§ **MATERIAL**
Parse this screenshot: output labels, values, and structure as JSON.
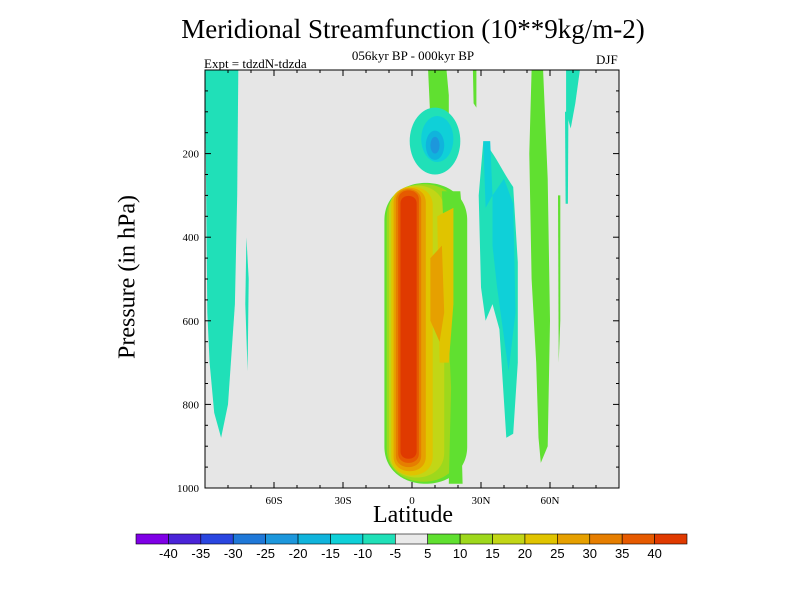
{
  "chart_data": {
    "type": "heatmap",
    "title": "Meridional Streamfunction (10**9kg/m-2)",
    "subtitle": "056kyr BP - 000kyr BP",
    "experiment_label": "Expt = tdzdN-tdzda",
    "season": "DJF",
    "xlabel": "Latitude",
    "ylabel": "Pressure (in hPa)",
    "xlim": [
      -90,
      90
    ],
    "ylim": [
      1000,
      0
    ],
    "x_ticks": [
      {
        "value": -60,
        "label": "60S"
      },
      {
        "value": -30,
        "label": "30S"
      },
      {
        "value": 0,
        "label": "0"
      },
      {
        "value": 30,
        "label": "30N"
      },
      {
        "value": 60,
        "label": "60N"
      }
    ],
    "y_ticks": [
      {
        "value": 200,
        "label": "200"
      },
      {
        "value": 400,
        "label": "400"
      },
      {
        "value": 600,
        "label": "600"
      },
      {
        "value": 800,
        "label": "800"
      },
      {
        "value": 1000,
        "label": "1000"
      }
    ],
    "background_color": "#e6e6e6",
    "colorbar": {
      "levels": [
        -40,
        -35,
        -30,
        -25,
        -20,
        -15,
        -10,
        -5,
        5,
        10,
        15,
        20,
        25,
        30,
        35,
        40
      ],
      "labels": [
        "-40",
        "-35",
        "-30",
        "-25",
        "-20",
        "-15",
        "-10",
        "-5",
        "5",
        "10",
        "15",
        "20",
        "25",
        "30",
        "35",
        "40"
      ],
      "colors": [
        "#7f00e6",
        "#4a24d8",
        "#2a46e0",
        "#1f78d8",
        "#1d97dc",
        "#10b4dc",
        "#0fd0d8",
        "#20e0b8",
        "#eaeaea",
        "#60e030",
        "#9ed81c",
        "#c2d616",
        "#e0c400",
        "#e6a000",
        "#e67e00",
        "#e65a00",
        "#e03a00"
      ]
    },
    "features": [
      {
        "name": "tropical-cell",
        "lat_range": [
          -12,
          24
        ],
        "pressure_range": [
          270,
          990
        ],
        "peak_value": 40,
        "peak_lat": 0,
        "peak_pressure": 650
      },
      {
        "name": "nh-subtropical-positive-band",
        "lat_range": [
          52,
          60
        ],
        "pressure_range": [
          0,
          940
        ],
        "value": 5
      },
      {
        "name": "nh-negative-band",
        "lat_range": [
          28,
          46
        ],
        "pressure_range": [
          200,
          880
        ],
        "value": -10
      },
      {
        "name": "upper-negative-blob",
        "lat_range": [
          -2,
          20
        ],
        "pressure_range": [
          100,
          310
        ],
        "peak_value": -20
      },
      {
        "name": "sh-negative-band",
        "lat_range": [
          -90,
          -76
        ],
        "pressure_range": [
          0,
          880
        ],
        "value": -5
      },
      {
        "name": "high-lat-nh-negative",
        "lat_range": [
          67,
          74
        ],
        "pressure_range": [
          0,
          140
        ],
        "value": -5
      }
    ]
  }
}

§ **TASK GOAL**
Look through the material above and pick out each line holding the word "negative".

§ **WRITTEN RESPONSE**
        "name": "nh-negative-band",
        "name": "upper-negative-blob",
        "name": "sh-negative-band",
        "name": "high-lat-nh-negative",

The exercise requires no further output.